**STATED EXERCISE:**
Which lines in the records below contain the word "this"? Copy each of them.

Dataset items
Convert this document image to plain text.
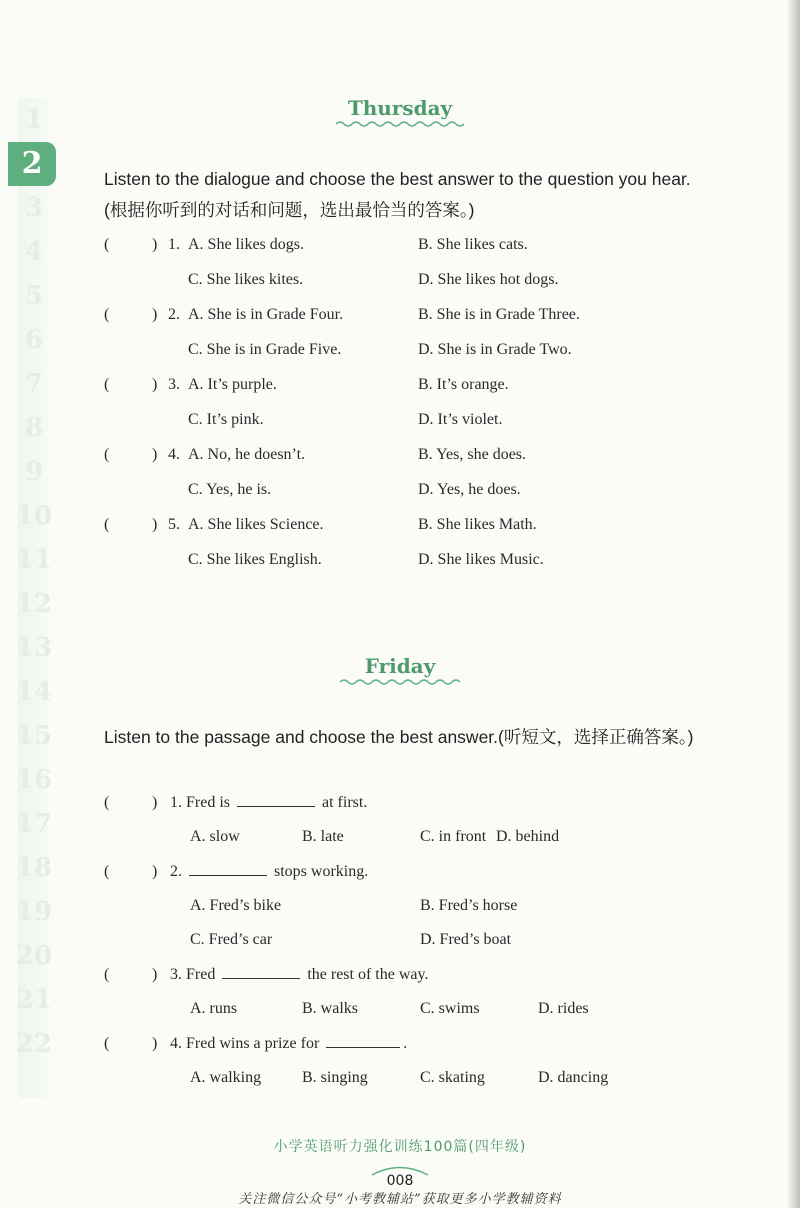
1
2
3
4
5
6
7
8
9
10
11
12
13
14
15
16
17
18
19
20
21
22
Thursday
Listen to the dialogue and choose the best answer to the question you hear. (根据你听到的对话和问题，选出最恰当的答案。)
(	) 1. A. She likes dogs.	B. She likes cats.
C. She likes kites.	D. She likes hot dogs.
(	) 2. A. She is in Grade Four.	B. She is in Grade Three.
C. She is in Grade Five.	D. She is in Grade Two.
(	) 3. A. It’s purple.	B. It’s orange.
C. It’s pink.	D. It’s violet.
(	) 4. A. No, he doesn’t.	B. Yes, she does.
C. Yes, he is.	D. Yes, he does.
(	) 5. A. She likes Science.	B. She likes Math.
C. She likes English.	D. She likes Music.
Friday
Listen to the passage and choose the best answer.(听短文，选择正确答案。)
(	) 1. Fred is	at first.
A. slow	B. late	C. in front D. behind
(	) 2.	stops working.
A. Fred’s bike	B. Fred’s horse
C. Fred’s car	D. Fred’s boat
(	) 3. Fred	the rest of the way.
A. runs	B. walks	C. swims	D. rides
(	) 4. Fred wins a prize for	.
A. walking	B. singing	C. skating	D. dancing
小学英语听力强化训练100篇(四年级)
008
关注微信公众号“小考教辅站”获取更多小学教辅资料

---

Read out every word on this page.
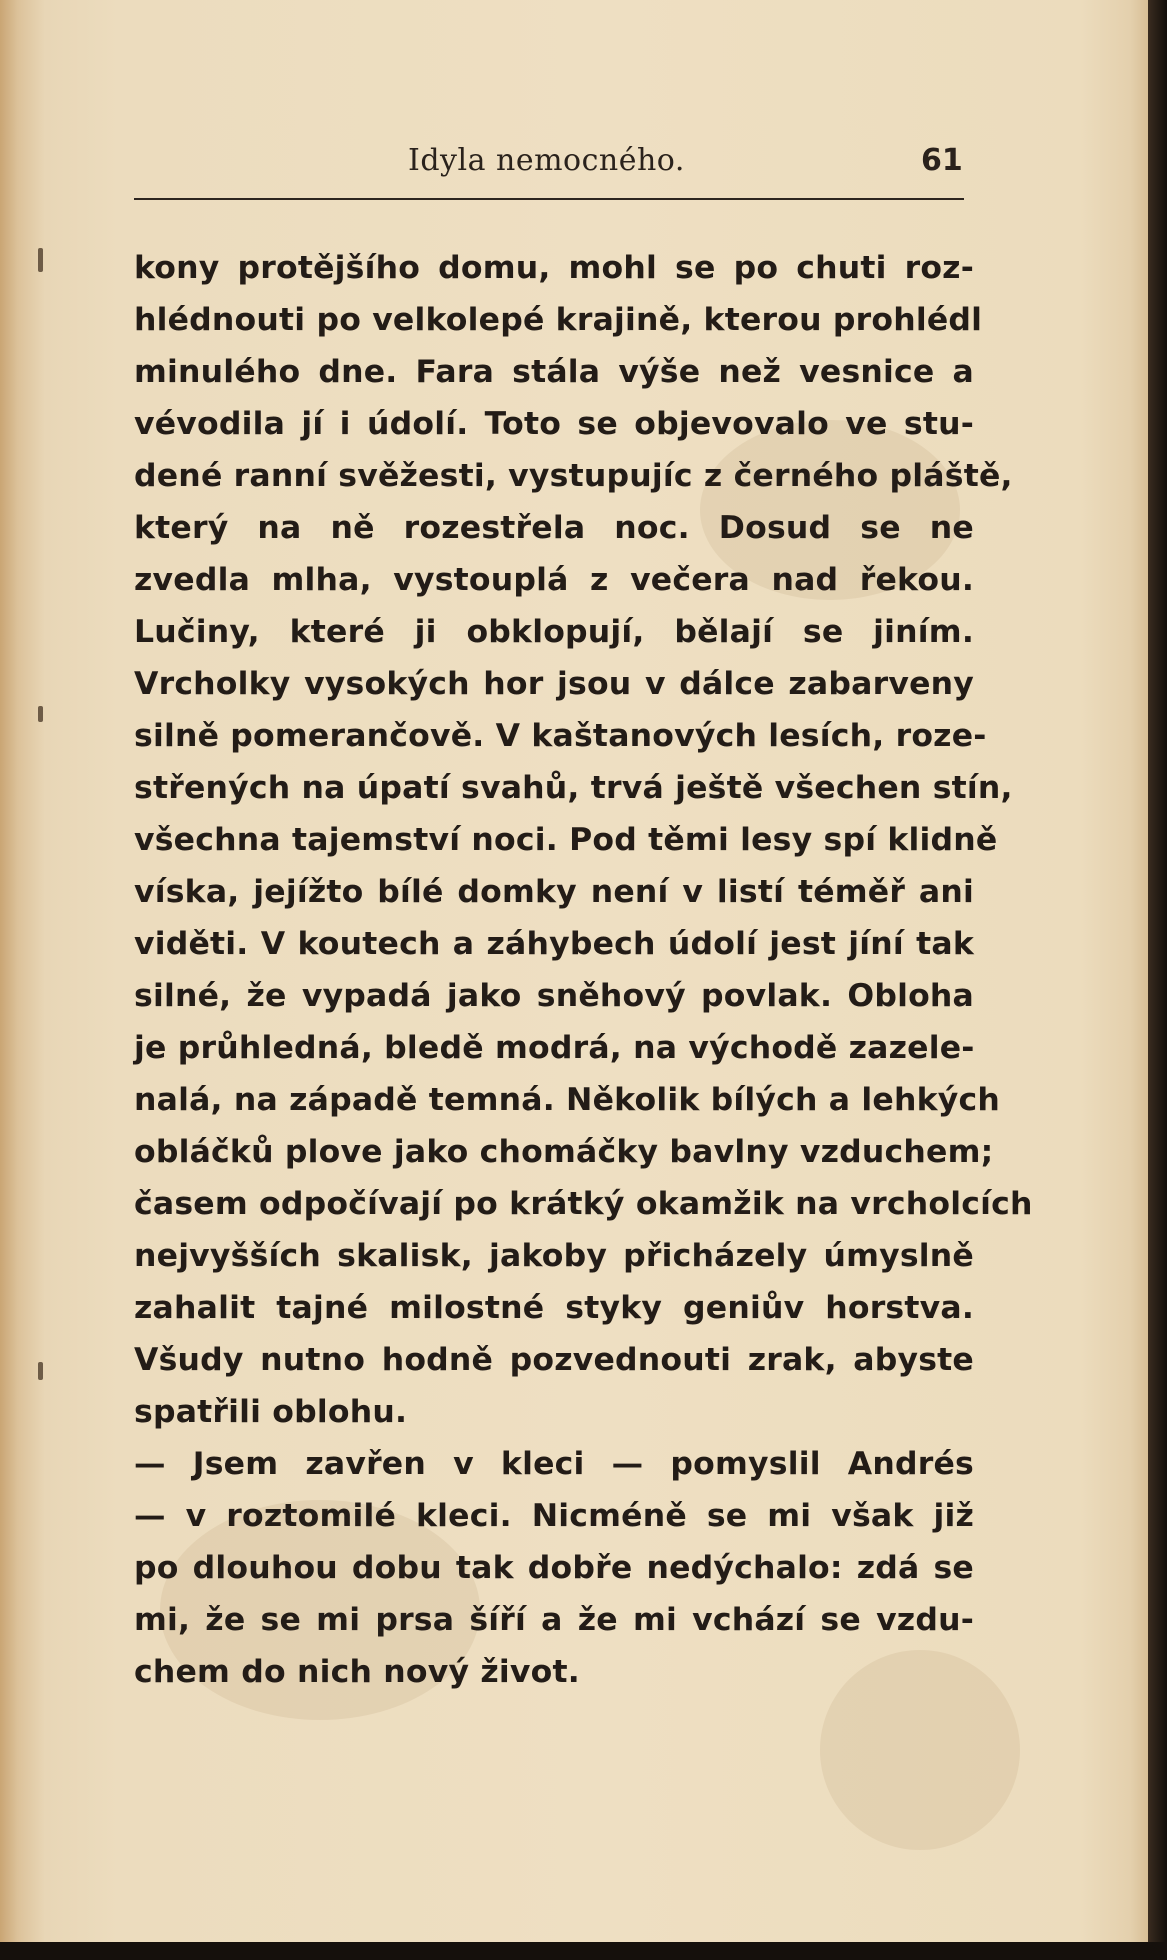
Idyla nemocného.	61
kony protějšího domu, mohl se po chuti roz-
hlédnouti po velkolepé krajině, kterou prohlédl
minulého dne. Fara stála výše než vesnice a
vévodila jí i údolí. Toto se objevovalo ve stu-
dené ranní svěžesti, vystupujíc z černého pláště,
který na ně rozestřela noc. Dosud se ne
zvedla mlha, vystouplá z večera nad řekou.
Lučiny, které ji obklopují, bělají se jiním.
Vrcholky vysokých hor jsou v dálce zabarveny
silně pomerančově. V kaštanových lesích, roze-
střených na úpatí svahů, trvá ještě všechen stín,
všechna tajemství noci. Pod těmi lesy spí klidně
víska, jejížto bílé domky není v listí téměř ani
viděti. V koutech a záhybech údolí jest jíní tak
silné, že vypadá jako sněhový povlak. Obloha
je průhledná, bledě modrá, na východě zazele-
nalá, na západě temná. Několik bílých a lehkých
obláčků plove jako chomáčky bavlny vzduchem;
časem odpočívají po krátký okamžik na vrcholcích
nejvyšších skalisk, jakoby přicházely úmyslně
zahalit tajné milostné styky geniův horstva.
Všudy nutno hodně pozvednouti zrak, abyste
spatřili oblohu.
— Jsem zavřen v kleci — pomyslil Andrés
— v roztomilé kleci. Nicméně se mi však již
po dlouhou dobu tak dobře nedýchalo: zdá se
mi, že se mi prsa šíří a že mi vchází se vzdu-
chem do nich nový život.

**COMPLETE ANSWER:**
Convert this document image to plain text.
Read out every word on this page.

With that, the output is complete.